__Aim__.
Extract every line that contains the word "metatarsos".

__Data entries__.
^^^^
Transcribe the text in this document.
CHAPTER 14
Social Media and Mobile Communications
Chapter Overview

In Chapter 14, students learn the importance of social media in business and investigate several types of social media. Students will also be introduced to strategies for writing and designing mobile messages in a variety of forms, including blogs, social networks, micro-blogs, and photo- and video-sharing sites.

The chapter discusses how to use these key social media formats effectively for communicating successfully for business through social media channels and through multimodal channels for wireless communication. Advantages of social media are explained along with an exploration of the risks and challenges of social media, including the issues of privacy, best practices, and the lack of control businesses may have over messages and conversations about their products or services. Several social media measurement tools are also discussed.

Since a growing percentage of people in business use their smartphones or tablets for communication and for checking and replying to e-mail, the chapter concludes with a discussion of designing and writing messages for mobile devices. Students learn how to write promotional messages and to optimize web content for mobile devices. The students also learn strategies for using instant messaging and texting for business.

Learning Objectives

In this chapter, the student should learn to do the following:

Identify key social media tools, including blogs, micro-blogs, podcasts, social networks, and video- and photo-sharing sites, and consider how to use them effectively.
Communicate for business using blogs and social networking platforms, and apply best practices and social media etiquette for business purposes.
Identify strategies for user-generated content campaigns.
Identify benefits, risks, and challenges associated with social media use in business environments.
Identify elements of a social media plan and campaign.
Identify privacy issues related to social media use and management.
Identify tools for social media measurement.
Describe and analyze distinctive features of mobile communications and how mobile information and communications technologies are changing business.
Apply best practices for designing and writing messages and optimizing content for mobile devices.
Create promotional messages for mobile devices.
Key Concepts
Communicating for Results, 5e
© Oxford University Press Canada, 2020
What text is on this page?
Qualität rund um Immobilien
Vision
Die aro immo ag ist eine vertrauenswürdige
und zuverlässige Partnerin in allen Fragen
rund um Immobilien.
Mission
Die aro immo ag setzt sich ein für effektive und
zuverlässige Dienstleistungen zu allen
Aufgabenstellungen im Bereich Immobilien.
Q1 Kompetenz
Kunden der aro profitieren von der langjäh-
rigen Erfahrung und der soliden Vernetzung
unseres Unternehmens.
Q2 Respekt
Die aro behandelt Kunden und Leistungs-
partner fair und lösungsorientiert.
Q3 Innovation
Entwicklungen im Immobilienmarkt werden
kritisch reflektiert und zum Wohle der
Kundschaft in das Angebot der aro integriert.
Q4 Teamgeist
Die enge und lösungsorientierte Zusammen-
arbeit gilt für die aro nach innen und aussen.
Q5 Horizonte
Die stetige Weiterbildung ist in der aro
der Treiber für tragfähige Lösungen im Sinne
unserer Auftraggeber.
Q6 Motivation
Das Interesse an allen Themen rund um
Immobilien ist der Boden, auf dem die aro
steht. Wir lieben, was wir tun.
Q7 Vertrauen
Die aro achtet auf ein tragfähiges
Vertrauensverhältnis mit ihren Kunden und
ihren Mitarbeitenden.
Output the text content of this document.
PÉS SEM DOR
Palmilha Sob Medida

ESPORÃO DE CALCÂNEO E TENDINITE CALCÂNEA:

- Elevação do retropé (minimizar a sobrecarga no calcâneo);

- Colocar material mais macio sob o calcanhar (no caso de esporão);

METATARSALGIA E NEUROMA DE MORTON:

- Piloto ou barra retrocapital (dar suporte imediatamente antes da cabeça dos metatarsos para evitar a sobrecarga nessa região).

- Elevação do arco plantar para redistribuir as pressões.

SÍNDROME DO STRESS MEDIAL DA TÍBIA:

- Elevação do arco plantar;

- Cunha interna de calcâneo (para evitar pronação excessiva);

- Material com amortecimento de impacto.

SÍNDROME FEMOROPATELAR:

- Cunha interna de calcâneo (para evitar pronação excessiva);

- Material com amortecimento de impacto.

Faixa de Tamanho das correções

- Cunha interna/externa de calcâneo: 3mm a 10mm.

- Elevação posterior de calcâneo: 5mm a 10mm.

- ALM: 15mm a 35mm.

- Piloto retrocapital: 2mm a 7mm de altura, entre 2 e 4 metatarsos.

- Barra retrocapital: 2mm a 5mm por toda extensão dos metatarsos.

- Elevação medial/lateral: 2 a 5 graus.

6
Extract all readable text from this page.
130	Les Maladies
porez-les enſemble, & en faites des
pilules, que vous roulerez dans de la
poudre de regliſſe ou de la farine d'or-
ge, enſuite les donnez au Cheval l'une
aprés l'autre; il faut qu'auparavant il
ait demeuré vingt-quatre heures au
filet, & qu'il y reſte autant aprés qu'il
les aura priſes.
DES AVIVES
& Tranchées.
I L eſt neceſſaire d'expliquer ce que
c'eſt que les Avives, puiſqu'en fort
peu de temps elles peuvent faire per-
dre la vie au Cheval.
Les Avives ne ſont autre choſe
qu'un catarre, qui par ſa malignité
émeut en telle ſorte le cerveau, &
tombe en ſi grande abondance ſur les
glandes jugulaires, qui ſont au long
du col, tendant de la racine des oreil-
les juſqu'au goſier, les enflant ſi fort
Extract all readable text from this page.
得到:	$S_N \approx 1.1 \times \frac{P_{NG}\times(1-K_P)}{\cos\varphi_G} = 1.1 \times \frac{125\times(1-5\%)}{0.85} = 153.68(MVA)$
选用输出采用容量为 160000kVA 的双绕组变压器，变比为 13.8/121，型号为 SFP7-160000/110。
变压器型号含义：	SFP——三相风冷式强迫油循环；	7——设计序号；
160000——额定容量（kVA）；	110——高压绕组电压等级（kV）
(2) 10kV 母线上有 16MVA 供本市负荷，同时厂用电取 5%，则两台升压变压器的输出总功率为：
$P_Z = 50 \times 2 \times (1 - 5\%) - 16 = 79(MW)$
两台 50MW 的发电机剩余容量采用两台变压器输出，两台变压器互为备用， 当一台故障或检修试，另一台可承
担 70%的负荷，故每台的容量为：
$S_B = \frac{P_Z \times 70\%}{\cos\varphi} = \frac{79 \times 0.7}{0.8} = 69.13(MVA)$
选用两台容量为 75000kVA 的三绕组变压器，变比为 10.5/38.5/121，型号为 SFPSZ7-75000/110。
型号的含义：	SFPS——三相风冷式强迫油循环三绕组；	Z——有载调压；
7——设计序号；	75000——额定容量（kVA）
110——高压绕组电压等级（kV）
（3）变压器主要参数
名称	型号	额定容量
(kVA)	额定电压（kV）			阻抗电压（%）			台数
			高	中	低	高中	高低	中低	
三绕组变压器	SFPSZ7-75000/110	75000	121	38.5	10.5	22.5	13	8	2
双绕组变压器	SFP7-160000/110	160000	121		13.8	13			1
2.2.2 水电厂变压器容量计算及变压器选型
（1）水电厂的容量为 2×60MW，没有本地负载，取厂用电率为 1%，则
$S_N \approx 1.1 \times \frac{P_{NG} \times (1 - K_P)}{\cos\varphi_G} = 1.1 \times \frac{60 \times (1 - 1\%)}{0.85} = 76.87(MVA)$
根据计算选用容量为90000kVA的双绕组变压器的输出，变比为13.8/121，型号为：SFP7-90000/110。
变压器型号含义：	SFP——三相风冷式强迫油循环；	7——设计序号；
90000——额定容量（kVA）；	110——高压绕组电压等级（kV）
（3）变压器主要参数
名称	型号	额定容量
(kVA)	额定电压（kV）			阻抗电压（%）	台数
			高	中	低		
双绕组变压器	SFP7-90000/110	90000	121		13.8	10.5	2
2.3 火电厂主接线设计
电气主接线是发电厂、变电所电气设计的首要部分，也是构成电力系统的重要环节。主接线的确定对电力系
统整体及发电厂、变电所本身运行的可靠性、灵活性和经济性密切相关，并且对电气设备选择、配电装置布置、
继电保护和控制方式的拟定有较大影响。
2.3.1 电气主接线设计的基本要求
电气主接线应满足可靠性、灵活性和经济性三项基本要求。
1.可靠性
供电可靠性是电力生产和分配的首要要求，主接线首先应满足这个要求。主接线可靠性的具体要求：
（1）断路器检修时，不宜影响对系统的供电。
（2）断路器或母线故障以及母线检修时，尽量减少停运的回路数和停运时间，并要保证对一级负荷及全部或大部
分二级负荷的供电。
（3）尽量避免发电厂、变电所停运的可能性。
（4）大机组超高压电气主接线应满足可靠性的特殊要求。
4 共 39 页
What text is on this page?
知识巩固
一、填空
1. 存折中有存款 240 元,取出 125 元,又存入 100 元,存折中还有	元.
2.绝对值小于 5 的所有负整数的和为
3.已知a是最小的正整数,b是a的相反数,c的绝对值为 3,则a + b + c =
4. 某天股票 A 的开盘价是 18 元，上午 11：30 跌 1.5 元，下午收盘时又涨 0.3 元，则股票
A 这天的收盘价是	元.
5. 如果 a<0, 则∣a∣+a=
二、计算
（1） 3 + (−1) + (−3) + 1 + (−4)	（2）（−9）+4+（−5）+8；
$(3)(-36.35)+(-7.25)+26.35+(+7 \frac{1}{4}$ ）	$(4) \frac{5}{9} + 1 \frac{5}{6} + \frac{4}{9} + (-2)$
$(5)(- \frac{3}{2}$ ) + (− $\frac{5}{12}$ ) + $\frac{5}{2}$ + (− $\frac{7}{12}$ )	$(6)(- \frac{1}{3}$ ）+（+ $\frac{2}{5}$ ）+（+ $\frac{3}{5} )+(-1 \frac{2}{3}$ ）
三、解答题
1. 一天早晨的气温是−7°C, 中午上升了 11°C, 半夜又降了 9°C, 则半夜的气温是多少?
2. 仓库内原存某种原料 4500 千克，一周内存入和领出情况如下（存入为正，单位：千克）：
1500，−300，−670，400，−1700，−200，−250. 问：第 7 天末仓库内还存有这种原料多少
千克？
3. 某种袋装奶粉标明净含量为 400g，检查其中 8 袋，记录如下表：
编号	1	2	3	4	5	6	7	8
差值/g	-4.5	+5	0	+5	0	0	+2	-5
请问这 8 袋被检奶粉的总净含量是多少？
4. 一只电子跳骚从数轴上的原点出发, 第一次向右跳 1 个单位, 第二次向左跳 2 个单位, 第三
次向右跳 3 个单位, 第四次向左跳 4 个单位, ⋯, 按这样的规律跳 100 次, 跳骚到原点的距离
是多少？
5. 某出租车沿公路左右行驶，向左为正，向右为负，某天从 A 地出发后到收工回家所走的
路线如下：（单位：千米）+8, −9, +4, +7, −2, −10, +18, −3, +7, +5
^^^^
__Result for this exercise__.
- Piloto ou barra retrocapital (dar suporte imediatamente antes da cabeça dos metatarsos para evitar a sobrecarga nessa região).
- Piloto retrocapital: 2mm a 7mm de altura, entre 2 e 4 metatarsos.
- Barra retrocapital: 2mm a 5mm por toda extensão dos metatarsos.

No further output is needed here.